-- Begin SOURCE DATA --

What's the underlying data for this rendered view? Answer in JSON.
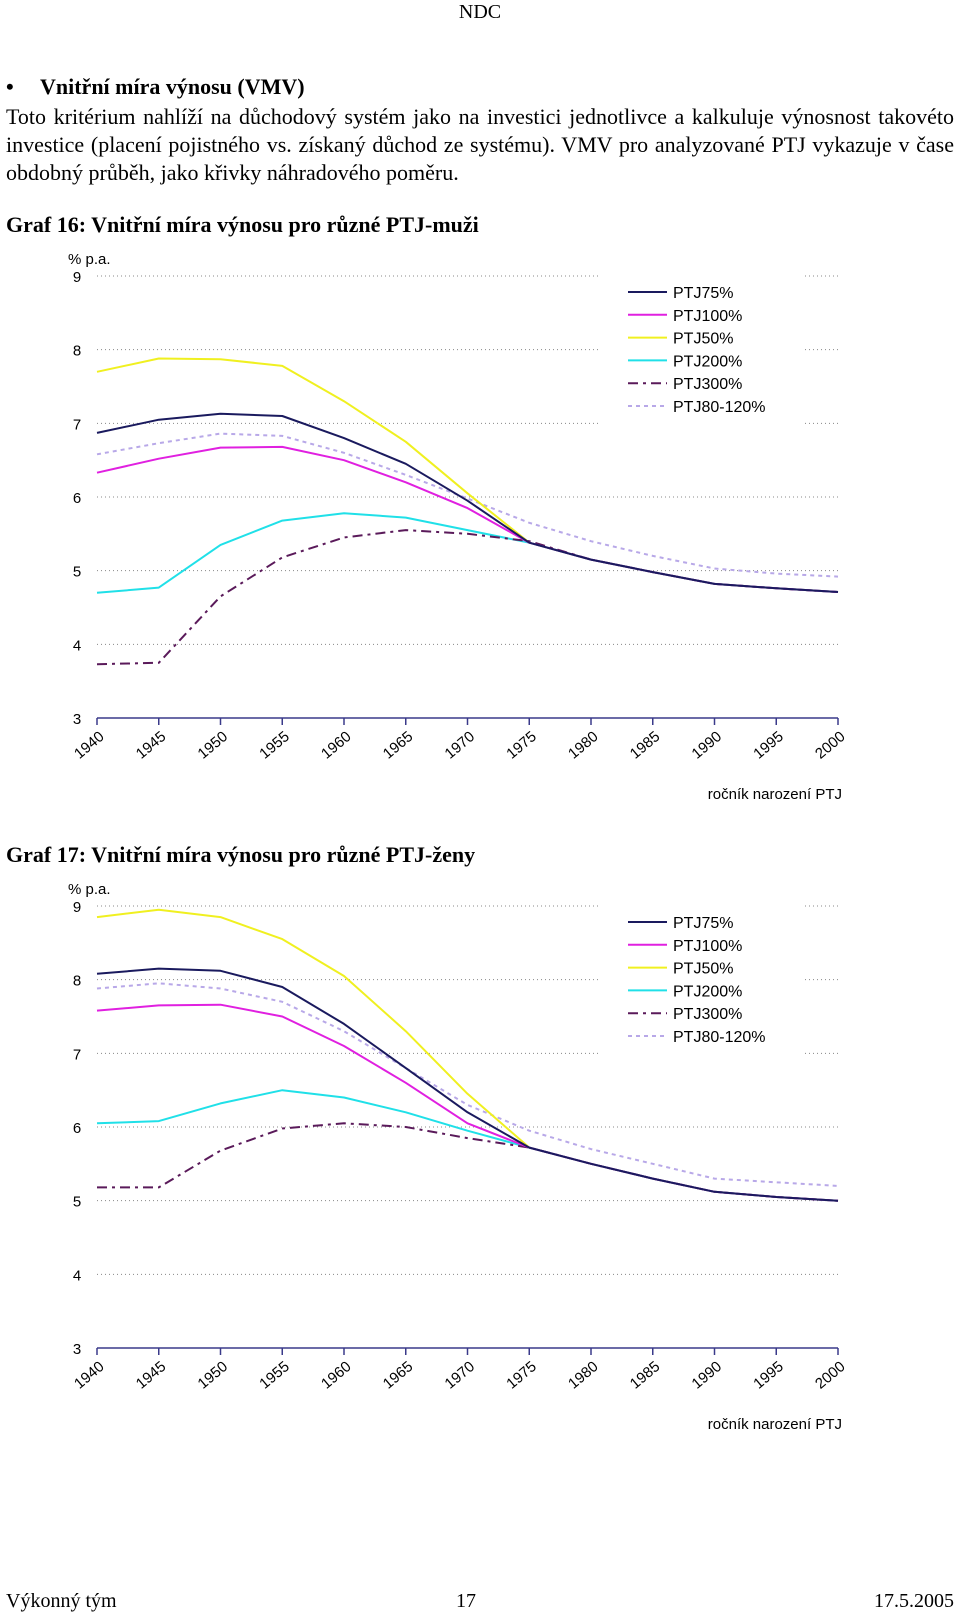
{
  "header": {
    "title": "NDC"
  },
  "section": {
    "heading": "Vnitřní míra výnosu (VMV)",
    "paragraph": "Toto kritérium nahlíží na důchodový systém jako na investici jednotlivce a kalkuluje výnosnost takovéto investice (placení pojistného vs. získaný důchod ze systému). VMV pro analyzované PTJ vykazuje v čase obdobný průběh, jako křivky náhradového poměru."
  },
  "graphs": [
    {
      "caption": "Graf 16: Vnitřní míra výnosu pro různé PTJ-muži"
    },
    {
      "caption": "Graf 17: Vnitřní míra výnosu pro různé PTJ-ženy"
    }
  ],
  "colors": {
    "PTJ75%": "#1a1a5e",
    "PTJ100%": "#e020e0",
    "PTJ50%": "#f0f020",
    "PTJ200%": "#20e0e8",
    "PTJ300%": "#5a1a5a",
    "PTJ80-120%": "#b8a8e8",
    "axis": "#3a3a8a",
    "grid": "#888888"
  },
  "chart_data": [
    {
      "type": "line",
      "title": "Graf 16: Vnitřní míra výnosu pro různé PTJ-muži",
      "ylabel": "% p.a.",
      "xlabel": "ročník narození PTJ",
      "ylim": [
        3,
        9
      ],
      "xlim": [
        1940,
        2000
      ],
      "yticks": [
        "3",
        "4",
        "5",
        "6",
        "7",
        "8",
        "9"
      ],
      "xticks": [
        "1940",
        "1945",
        "1950",
        "1955",
        "1960",
        "1965",
        "1970",
        "1975",
        "1980",
        "1985",
        "1990",
        "1995",
        "2000"
      ],
      "x": [
        1940,
        1945,
        1950,
        1955,
        1960,
        1965,
        1970,
        1975,
        1980,
        1985,
        1990,
        1995,
        2000
      ],
      "series": [
        {
          "name": "PTJ75%",
          "values": [
            6.87,
            7.05,
            7.13,
            7.1,
            6.8,
            6.45,
            5.95,
            5.38,
            5.15,
            4.98,
            4.82,
            4.76,
            4.71
          ]
        },
        {
          "name": "PTJ100%",
          "values": [
            6.33,
            6.52,
            6.67,
            6.68,
            6.5,
            6.2,
            5.85,
            5.38,
            5.15,
            4.98,
            4.82,
            4.76,
            4.71
          ]
        },
        {
          "name": "PTJ50%",
          "values": [
            7.7,
            7.88,
            7.87,
            7.78,
            7.3,
            6.75,
            6.05,
            5.38,
            5.15,
            4.98,
            4.82,
            4.76,
            4.71
          ]
        },
        {
          "name": "PTJ200%",
          "values": [
            4.7,
            4.77,
            5.35,
            5.68,
            5.78,
            5.72,
            5.55,
            5.38,
            5.15,
            4.98,
            4.82,
            4.76,
            4.71
          ]
        },
        {
          "name": "PTJ300%",
          "values": [
            3.73,
            3.75,
            4.65,
            5.18,
            5.45,
            5.55,
            5.5,
            5.4,
            5.15,
            4.98,
            4.82,
            4.76,
            4.71
          ]
        },
        {
          "name": "PTJ80-120%",
          "values": [
            6.58,
            6.73,
            6.86,
            6.83,
            6.6,
            6.3,
            5.98,
            5.65,
            5.4,
            5.2,
            5.03,
            4.96,
            4.92
          ]
        }
      ],
      "legend": "top-right"
    },
    {
      "type": "line",
      "title": "Graf 17: Vnitřní míra výnosu pro různé PTJ-ženy",
      "ylabel": "% p.a.",
      "xlabel": "ročník narození PTJ",
      "ylim": [
        3,
        9
      ],
      "xlim": [
        1940,
        2000
      ],
      "yticks": [
        "3",
        "4",
        "5",
        "6",
        "7",
        "8",
        "9"
      ],
      "xticks": [
        "1940",
        "1945",
        "1950",
        "1955",
        "1960",
        "1965",
        "1970",
        "1975",
        "1980",
        "1985",
        "1990",
        "1995",
        "2000"
      ],
      "x": [
        1940,
        1945,
        1950,
        1955,
        1960,
        1965,
        1970,
        1975,
        1980,
        1985,
        1990,
        1995,
        2000
      ],
      "series": [
        {
          "name": "PTJ75%",
          "values": [
            8.08,
            8.15,
            8.12,
            7.9,
            7.4,
            6.8,
            6.2,
            5.72,
            5.5,
            5.3,
            5.12,
            5.05,
            5.0
          ]
        },
        {
          "name": "PTJ100%",
          "values": [
            7.58,
            7.65,
            7.66,
            7.5,
            7.1,
            6.6,
            6.05,
            5.72,
            5.5,
            5.3,
            5.12,
            5.05,
            5.0
          ]
        },
        {
          "name": "PTJ50%",
          "values": [
            8.85,
            8.95,
            8.85,
            8.55,
            8.05,
            7.3,
            6.45,
            5.72,
            5.5,
            5.3,
            5.12,
            5.05,
            5.0
          ]
        },
        {
          "name": "PTJ200%",
          "values": [
            6.05,
            6.08,
            6.32,
            6.5,
            6.4,
            6.2,
            5.95,
            5.72,
            5.5,
            5.3,
            5.12,
            5.05,
            5.0
          ]
        },
        {
          "name": "PTJ300%",
          "values": [
            5.18,
            5.18,
            5.68,
            5.98,
            6.05,
            6.0,
            5.85,
            5.72,
            5.5,
            5.3,
            5.12,
            5.05,
            5.0
          ]
        },
        {
          "name": "PTJ80-120%",
          "values": [
            7.88,
            7.95,
            7.88,
            7.7,
            7.3,
            6.8,
            6.3,
            5.95,
            5.7,
            5.5,
            5.3,
            5.25,
            5.2
          ]
        }
      ],
      "legend": "top-right"
    }
  ],
  "footer": {
    "left": "Výkonný tým",
    "center": "17",
    "right": "17.5.2005"
  }
}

-- End SOURCE DATA --

:: THE TASK ::
Locate each line containing the string "Graf" and show it.

:: ANSWER TO THE TASK ::
      "caption": "Graf 16: Vnitřní míra výnosu pro různé PTJ-muži"
      "caption": "Graf 17: Vnitřní míra výnosu pro různé PTJ-ženy"
      "title": "Graf 16: Vnitřní míra výnosu pro různé PTJ-muži",
      "title": "Graf 17: Vnitřní míra výnosu pro různé PTJ-ženy",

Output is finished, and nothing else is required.